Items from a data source
## Begin

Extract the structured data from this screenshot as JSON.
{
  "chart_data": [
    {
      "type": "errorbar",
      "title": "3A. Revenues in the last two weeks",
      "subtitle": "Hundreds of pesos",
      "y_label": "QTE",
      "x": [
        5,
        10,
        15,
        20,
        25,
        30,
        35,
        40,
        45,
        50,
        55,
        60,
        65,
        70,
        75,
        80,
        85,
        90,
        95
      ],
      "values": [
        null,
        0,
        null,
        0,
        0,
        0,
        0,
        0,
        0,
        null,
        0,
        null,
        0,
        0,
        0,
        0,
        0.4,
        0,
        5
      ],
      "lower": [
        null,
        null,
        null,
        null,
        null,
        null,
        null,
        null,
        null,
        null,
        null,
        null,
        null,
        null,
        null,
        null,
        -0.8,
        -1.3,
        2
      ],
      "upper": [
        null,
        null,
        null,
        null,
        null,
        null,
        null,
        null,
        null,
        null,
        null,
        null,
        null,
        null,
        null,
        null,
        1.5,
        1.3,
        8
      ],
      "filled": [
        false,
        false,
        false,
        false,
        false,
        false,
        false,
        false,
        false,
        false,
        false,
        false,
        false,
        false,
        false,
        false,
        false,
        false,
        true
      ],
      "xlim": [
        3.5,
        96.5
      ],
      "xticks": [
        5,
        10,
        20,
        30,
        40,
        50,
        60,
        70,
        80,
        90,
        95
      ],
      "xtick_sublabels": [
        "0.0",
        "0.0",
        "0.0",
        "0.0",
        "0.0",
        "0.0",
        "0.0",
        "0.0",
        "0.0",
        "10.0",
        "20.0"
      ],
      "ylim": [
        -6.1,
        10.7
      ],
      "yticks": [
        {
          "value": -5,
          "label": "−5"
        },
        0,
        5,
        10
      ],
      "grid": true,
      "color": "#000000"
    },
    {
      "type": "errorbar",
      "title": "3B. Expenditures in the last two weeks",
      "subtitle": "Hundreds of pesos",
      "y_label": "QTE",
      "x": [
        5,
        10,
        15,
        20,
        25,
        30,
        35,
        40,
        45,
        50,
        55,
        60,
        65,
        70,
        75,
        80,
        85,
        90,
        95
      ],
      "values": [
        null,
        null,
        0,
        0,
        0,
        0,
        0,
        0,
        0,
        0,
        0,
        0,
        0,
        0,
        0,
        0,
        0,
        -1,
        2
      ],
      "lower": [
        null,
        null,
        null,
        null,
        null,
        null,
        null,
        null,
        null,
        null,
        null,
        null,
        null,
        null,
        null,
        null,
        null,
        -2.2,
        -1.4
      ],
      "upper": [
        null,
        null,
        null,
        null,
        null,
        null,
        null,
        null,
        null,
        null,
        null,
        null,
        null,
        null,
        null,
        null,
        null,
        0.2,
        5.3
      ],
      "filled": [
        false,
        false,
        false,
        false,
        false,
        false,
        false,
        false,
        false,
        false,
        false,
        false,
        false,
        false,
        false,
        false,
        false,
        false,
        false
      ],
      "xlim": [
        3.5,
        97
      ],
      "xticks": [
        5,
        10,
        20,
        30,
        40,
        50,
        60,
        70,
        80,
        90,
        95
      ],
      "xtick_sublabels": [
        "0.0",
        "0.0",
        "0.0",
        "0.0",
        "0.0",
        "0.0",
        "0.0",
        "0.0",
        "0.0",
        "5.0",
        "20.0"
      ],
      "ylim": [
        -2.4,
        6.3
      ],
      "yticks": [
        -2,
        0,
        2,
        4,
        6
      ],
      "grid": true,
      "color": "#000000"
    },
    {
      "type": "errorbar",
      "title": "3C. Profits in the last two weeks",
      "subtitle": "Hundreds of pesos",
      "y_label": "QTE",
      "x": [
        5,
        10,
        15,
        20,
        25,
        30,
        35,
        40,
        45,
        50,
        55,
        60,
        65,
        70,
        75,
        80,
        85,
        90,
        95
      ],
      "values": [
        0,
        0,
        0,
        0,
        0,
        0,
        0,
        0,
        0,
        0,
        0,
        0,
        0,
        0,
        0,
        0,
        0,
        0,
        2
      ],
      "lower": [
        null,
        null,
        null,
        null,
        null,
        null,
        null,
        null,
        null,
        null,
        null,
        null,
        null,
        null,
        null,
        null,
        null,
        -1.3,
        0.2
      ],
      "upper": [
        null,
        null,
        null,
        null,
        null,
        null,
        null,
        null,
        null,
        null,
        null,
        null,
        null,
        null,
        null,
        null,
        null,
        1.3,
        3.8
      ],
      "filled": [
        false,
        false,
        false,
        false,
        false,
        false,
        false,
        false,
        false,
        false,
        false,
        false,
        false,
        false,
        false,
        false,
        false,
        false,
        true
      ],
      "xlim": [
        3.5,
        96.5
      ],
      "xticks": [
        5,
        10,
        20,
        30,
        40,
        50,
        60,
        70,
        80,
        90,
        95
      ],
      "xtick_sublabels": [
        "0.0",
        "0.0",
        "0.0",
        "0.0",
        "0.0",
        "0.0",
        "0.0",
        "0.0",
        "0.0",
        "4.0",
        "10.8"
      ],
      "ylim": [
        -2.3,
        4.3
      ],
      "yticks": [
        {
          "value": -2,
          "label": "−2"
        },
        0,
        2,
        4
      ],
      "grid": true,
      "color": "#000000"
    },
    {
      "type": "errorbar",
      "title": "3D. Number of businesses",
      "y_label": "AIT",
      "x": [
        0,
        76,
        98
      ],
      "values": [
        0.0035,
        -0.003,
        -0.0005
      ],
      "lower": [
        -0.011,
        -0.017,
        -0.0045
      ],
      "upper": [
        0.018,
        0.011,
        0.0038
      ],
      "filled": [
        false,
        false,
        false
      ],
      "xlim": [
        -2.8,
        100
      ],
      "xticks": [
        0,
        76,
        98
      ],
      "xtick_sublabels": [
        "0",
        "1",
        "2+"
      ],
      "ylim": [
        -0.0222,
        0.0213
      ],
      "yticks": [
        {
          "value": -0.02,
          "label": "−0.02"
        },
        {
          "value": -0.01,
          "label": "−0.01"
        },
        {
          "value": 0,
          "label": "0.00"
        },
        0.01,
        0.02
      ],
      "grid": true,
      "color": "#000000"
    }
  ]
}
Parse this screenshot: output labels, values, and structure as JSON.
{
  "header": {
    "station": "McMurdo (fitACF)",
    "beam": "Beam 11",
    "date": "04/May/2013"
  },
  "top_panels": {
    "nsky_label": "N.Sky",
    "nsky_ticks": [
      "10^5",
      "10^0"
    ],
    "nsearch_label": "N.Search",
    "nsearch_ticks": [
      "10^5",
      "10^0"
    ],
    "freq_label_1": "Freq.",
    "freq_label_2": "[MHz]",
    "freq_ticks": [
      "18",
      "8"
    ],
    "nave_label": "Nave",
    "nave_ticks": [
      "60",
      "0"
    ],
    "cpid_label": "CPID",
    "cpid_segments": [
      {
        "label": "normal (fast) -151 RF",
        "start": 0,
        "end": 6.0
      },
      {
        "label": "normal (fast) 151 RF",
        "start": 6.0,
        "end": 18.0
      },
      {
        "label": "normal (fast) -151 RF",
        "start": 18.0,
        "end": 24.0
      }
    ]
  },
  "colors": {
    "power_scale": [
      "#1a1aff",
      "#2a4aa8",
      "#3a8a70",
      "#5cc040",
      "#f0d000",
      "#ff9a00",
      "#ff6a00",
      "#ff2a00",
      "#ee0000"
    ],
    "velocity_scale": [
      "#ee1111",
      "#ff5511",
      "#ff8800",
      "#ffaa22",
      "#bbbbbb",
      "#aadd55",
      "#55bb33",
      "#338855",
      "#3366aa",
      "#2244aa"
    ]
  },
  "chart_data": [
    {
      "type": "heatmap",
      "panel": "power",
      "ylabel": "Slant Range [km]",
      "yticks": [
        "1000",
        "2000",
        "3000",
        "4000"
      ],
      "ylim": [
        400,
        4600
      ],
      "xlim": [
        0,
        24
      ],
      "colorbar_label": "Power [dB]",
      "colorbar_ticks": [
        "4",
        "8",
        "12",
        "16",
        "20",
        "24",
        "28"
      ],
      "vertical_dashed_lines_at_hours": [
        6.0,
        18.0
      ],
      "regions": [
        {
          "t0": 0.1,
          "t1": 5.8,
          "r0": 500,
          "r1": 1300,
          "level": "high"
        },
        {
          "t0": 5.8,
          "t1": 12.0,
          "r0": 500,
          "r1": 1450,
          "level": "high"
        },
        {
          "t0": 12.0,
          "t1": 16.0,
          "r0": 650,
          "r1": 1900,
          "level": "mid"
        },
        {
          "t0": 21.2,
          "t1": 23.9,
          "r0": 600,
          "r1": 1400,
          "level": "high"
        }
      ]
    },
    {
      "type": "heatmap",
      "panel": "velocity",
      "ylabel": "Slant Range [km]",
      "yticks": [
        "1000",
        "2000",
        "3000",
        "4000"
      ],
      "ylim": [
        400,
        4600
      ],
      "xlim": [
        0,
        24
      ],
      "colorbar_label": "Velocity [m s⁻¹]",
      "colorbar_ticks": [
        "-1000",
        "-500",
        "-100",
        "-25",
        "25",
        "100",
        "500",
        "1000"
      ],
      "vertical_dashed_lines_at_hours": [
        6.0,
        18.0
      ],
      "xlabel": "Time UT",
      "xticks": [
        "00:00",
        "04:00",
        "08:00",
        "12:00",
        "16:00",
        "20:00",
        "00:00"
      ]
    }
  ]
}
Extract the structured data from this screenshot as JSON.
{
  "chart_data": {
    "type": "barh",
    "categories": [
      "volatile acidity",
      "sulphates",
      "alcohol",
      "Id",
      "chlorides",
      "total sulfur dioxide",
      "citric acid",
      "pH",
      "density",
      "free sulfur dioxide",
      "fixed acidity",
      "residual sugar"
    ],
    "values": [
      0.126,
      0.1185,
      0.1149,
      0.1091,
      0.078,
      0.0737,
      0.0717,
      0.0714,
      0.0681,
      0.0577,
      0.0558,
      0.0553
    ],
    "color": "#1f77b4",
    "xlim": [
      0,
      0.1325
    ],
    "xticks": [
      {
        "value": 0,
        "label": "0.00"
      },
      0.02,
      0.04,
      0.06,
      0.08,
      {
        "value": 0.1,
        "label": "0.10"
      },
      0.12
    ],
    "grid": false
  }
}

## End

:: Written instruction ::
Give only the number of lines in the listing above that include the string "weeks".

:: Solved problem ::
3